** START Given records **

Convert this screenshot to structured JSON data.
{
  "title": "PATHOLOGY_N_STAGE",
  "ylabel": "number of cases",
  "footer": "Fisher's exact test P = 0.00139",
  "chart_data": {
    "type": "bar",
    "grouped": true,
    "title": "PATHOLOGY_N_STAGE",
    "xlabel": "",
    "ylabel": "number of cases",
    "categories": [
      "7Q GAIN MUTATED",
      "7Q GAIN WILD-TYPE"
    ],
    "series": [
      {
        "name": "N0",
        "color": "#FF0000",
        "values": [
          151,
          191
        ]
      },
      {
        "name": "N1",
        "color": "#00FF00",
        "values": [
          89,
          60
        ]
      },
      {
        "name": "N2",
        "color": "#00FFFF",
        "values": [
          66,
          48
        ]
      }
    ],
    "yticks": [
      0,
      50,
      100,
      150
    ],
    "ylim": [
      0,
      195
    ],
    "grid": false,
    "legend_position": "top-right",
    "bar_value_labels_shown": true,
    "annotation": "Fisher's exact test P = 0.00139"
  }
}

** END Given records **

Would you restate each of the entries word for word?

Convert this screenshot to structured JSON data.
{
  "title": "PATHOLOGY_N_STAGE",
  "ylabel": "number of cases",
  "footer": "Fisher's exact test P = 0.00139",
  "chart_data": {
    "type": "bar",
    "grouped": true,
    "title": "PATHOLOGY_N_STAGE",
    "xlabel": "",
    "ylabel": "number of cases",
    "categories": [
      "7Q GAIN MUTATED",
      "7Q GAIN WILD-TYPE"
    ],
    "series": [
      {
        "name": "N0",
        "color": "#FF0000",
        "values": [
          151,
          191
        ]
      },
      {
        "name": "N1",
        "color": "#00FF00",
        "values": [
          89,
          60
        ]
      },
      {
        "name": "N2",
        "color": "#00FFFF",
        "values": [
          66,
          48
        ]
      }
    ],
    "yticks": [
      0,
      50,
      100,
      150
    ],
    "ylim": [
      0,
      195
    ],
    "grid": false,
    "legend_position": "top-right",
    "bar_value_labels_shown": true,
    "annotation": "Fisher's exact test P = 0.00139"
  }
}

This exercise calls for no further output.